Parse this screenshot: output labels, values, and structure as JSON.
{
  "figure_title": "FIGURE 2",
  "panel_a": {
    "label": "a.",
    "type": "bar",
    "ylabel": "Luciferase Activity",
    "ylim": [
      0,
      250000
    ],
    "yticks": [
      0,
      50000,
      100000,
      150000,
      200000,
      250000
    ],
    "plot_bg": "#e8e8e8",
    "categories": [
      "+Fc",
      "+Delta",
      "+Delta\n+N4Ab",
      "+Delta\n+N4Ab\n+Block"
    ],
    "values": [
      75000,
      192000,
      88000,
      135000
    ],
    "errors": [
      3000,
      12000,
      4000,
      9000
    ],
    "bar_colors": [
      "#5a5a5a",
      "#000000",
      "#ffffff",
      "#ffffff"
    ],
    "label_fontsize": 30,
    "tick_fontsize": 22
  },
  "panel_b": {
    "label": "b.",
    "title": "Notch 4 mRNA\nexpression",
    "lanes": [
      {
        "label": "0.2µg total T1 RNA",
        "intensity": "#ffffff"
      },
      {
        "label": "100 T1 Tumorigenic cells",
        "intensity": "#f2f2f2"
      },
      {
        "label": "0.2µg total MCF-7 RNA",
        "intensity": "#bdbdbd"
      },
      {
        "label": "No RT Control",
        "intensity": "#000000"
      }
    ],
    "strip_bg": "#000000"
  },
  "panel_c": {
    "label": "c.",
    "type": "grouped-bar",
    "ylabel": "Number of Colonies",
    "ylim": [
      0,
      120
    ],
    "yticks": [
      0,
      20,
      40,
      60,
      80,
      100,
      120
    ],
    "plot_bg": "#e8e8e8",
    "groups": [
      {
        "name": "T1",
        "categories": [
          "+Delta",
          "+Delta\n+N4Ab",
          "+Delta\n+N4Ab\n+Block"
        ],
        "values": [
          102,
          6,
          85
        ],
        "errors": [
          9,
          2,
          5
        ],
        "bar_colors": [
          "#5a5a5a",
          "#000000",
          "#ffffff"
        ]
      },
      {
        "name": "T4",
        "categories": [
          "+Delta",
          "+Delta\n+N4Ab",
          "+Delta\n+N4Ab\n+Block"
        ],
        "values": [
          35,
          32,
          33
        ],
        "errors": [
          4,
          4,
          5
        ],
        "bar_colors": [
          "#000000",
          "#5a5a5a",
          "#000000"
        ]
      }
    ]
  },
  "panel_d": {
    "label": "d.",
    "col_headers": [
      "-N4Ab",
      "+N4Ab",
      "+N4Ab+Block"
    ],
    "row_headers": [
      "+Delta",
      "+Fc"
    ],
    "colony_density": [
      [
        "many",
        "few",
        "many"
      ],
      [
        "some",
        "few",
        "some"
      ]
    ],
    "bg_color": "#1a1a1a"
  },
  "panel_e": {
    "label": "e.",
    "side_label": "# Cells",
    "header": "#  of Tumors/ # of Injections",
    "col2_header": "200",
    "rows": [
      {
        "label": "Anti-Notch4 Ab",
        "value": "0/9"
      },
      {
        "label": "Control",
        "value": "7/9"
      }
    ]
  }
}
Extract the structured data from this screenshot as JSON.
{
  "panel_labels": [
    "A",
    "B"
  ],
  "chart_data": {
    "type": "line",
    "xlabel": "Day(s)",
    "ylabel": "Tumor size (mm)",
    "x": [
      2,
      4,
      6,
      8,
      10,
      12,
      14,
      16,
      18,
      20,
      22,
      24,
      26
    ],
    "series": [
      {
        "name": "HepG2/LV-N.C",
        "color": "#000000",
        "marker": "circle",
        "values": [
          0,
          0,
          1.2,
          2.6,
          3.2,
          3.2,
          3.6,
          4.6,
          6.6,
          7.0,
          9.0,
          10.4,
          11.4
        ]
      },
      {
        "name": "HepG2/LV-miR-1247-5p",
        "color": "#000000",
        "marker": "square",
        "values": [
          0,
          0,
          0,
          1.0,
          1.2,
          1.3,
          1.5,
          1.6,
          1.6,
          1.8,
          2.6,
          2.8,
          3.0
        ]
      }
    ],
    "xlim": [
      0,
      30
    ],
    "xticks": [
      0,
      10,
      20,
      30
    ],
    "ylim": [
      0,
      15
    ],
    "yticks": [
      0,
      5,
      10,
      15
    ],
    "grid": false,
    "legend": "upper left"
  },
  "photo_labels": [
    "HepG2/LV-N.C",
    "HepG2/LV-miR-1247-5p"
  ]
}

________

| PROMPT |
Please give the listing again exactly, line for line.

| RESPONSE TO THIS TASK |
Parse this screenshot: output labels, values, and structure as JSON.
{
  "figure_title": "FIGURE 2",
  "panel_a": {
    "label": "a.",
    "type": "bar",
    "ylabel": "Luciferase Activity",
    "ylim": [
      0,
      250000
    ],
    "yticks": [
      0,
      50000,
      100000,
      150000,
      200000,
      250000
    ],
    "plot_bg": "#e8e8e8",
    "categories": [
      "+Fc",
      "+Delta",
      "+Delta\n+N4Ab",
      "+Delta\n+N4Ab\n+Block"
    ],
    "values": [
      75000,
      192000,
      88000,
      135000
    ],
    "errors": [
      3000,
      12000,
      4000,
      9000
    ],
    "bar_colors": [
      "#5a5a5a",
      "#000000",
      "#ffffff",
      "#ffffff"
    ],
    "label_fontsize": 30,
    "tick_fontsize": 22
  },
  "panel_b": {
    "label": "b.",
    "title": "Notch 4 mRNA\nexpression",
    "lanes": [
      {
        "label": "0.2µg total T1 RNA",
        "intensity": "#ffffff"
      },
      {
        "label": "100 T1 Tumorigenic cells",
        "intensity": "#f2f2f2"
      },
      {
        "label": "0.2µg total MCF-7 RNA",
        "intensity": "#bdbdbd"
      },
      {
        "label": "No RT Control",
        "intensity": "#000000"
      }
    ],
    "strip_bg": "#000000"
  },
  "panel_c": {
    "label": "c.",
    "type": "grouped-bar",
    "ylabel": "Number of Colonies",
    "ylim": [
      0,
      120
    ],
    "yticks": [
      0,
      20,
      40,
      60,
      80,
      100,
      120
    ],
    "plot_bg": "#e8e8e8",
    "groups": [
      {
        "name": "T1",
        "categories": [
          "+Delta",
          "+Delta\n+N4Ab",
          "+Delta\n+N4Ab\n+Block"
        ],
        "values": [
          102,
          6,
          85
        ],
        "errors": [
          9,
          2,
          5
        ],
        "bar_colors": [
          "#5a5a5a",
          "#000000",
          "#ffffff"
        ]
      },
      {
        "name": "T4",
        "categories": [
          "+Delta",
          "+Delta\n+N4Ab",
          "+Delta\n+N4Ab\n+Block"
        ],
        "values": [
          35,
          32,
          33
        ],
        "errors": [
          4,
          4,
          5
        ],
        "bar_colors": [
          "#000000",
          "#5a5a5a",
          "#000000"
        ]
      }
    ]
  },
  "panel_d": {
    "label": "d.",
    "col_headers": [
      "-N4Ab",
      "+N4Ab",
      "+N4Ab+Block"
    ],
    "row_headers": [
      "+Delta",
      "+Fc"
    ],
    "colony_density": [
      [
        "many",
        "few",
        "many"
      ],
      [
        "some",
        "few",
        "some"
      ]
    ],
    "bg_color": "#1a1a1a"
  },
  "panel_e": {
    "label": "e.",
    "side_label": "# Cells",
    "header": "#  of Tumors/ # of Injections",
    "col2_header": "200",
    "rows": [
      {
        "label": "Anti-Notch4 Ab",
        "value": "0/9"
      },
      {
        "label": "Control",
        "value": "7/9"
      }
    ]
  }
}
Extract the structured data from this screenshot as JSON.
{
  "panel_labels": [
    "A",
    "B"
  ],
  "chart_data": {
    "type": "line",
    "xlabel": "Day(s)",
    "ylabel": "Tumor size (mm)",
    "x": [
      2,
      4,
      6,
      8,
      10,
      12,
      14,
      16,
      18,
      20,
      22,
      24,
      26
    ],
    "series": [
      {
        "name": "HepG2/LV-N.C",
        "color": "#000000",
        "marker": "circle",
        "values": [
          0,
          0,
          1.2,
          2.6,
          3.2,
          3.2,
          3.6,
          4.6,
          6.6,
          7.0,
          9.0,
          10.4,
          11.4
        ]
      },
      {
        "name": "HepG2/LV-miR-1247-5p",
        "color": "#000000",
        "marker": "square",
        "values": [
          0,
          0,
          0,
          1.0,
          1.2,
          1.3,
          1.5,
          1.6,
          1.6,
          1.8,
          2.6,
          2.8,
          3.0
        ]
      }
    ],
    "xlim": [
      0,
      30
    ],
    "xticks": [
      0,
      10,
      20,
      30
    ],
    "ylim": [
      0,
      15
    ],
    "yticks": [
      0,
      5,
      10,
      15
    ],
    "grid": false,
    "legend": "upper left"
  },
  "photo_labels": [
    "HepG2/LV-N.C",
    "HepG2/LV-miR-1247-5p"
  ]
}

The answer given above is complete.